[Source data]
----------------
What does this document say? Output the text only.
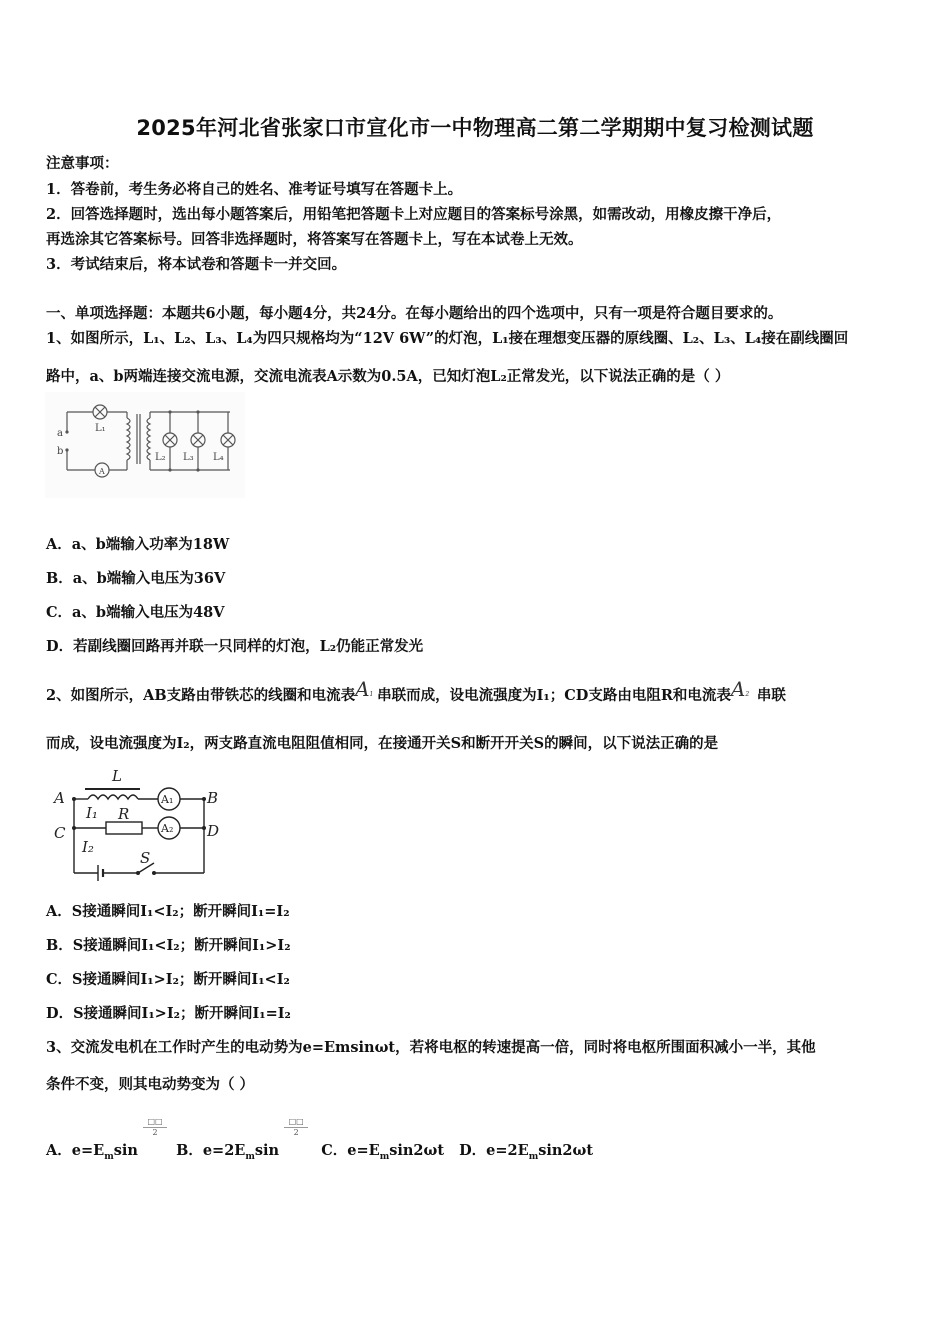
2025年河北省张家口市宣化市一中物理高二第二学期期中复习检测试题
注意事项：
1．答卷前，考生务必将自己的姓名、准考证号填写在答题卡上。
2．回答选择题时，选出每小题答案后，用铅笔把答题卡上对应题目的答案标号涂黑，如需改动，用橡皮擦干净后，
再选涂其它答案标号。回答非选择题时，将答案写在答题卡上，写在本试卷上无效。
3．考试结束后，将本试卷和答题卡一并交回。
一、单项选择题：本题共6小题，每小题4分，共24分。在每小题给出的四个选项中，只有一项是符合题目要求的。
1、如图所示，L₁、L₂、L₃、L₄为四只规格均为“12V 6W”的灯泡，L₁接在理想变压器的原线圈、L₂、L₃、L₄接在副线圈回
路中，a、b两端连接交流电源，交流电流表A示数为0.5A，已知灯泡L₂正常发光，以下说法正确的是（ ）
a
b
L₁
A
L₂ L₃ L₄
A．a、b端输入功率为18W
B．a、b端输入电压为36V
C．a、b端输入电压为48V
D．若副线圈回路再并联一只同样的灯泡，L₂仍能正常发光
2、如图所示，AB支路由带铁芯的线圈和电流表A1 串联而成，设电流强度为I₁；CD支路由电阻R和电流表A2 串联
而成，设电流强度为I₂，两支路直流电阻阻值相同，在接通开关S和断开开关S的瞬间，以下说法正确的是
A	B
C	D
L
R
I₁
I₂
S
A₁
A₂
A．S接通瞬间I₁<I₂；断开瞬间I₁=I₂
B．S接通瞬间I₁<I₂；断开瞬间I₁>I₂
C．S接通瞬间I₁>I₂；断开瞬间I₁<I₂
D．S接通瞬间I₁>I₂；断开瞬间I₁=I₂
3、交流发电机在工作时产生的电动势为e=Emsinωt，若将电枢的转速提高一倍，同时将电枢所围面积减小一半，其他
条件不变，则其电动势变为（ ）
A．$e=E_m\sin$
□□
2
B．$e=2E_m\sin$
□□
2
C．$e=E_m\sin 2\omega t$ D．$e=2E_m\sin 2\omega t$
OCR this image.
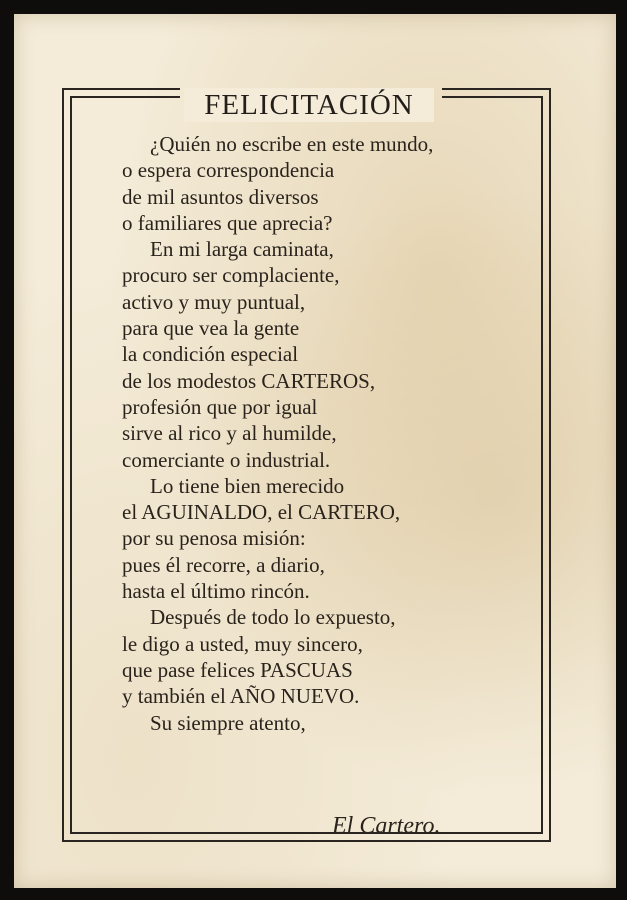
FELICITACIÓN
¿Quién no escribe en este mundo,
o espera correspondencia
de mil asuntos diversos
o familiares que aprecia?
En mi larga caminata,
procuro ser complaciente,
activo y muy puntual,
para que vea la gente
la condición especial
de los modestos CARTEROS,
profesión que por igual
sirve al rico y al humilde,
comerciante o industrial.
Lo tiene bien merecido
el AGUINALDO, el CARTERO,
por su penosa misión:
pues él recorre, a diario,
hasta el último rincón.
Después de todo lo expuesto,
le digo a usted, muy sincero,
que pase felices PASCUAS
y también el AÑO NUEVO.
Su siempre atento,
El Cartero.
----------------
WHAT IS ASKED – Leave the pictures out and copy the rest of the data exactly.

ANSWER TO THIS PROBLEM –
What does this document say? Output the text only.
2025年河北省张家口市宣化市一中物理高二第二学期期中复习检测试题
注意事项：
1．答卷前，考生务必将自己的姓名、准考证号填写在答题卡上。
2．回答选择题时，选出每小题答案后，用铅笔把答题卡上对应题目的答案标号涂黑，如需改动，用橡皮擦干净后，
再选涂其它答案标号。回答非选择题时，将答案写在答题卡上，写在本试卷上无效。
3．考试结束后，将本试卷和答题卡一并交回。
一、单项选择题：本题共6小题，每小题4分，共24分。在每小题给出的四个选项中，只有一项是符合题目要求的。
1、如图所示，L₁、L₂、L₃、L₄为四只规格均为“12V 6W”的灯泡，L₁接在理想变压器的原线圈、L₂、L₃、L₄接在副线圈回
路中，a、b两端连接交流电源，交流电流表A示数为0.5A，已知灯泡L₂正常发光，以下说法正确的是（ ）
a
b
L₁
A
L₂ L₃ L₄
A．a、b端输入功率为18W
B．a、b端输入电压为36V
C．a、b端输入电压为48V
D．若副线圈回路再并联一只同样的灯泡，L₂仍能正常发光
2、如图所示，AB支路由带铁芯的线圈和电流表A1 串联而成，设电流强度为I₁；CD支路由电阻R和电流表A2 串联
而成，设电流强度为I₂，两支路直流电阻阻值相同，在接通开关S和断开开关S的瞬间，以下说法正确的是
A	B
C	D
L
R
I₁
I₂
S
A₁
A₂
A．S接通瞬间I₁<I₂；断开瞬间I₁=I₂
B．S接通瞬间I₁<I₂；断开瞬间I₁>I₂
C．S接通瞬间I₁>I₂；断开瞬间I₁<I₂
D．S接通瞬间I₁>I₂；断开瞬间I₁=I₂
3、交流发电机在工作时产生的电动势为e=Emsinωt，若将电枢的转速提高一倍，同时将电枢所围面积减小一半，其他
条件不变，则其电动势变为（ ）
A．$e=E_m\sin$
□□
2
B．$e=2E_m\sin$
□□
2
C．$e=E_m\sin 2\omega t$ D．$e=2E_m\sin 2\omega t$
OCR this image.
FELICITACIÓN
¿Quién no escribe en este mundo,
o espera correspondencia
de mil asuntos diversos
o familiares que aprecia?
En mi larga caminata,
procuro ser complaciente,
activo y muy puntual,
para que vea la gente
la condición especial
de los modestos CARTEROS,
profesión que por igual
sirve al rico y al humilde,
comerciante o industrial.
Lo tiene bien merecido
el AGUINALDO, el CARTERO,
por su penosa misión:
pues él recorre, a diario,
hasta el último rincón.
Después de todo lo expuesto,
le digo a usted, muy sincero,
que pase felices PASCUAS
y también el AÑO NUEVO.
Su siempre atento,
El Cartero.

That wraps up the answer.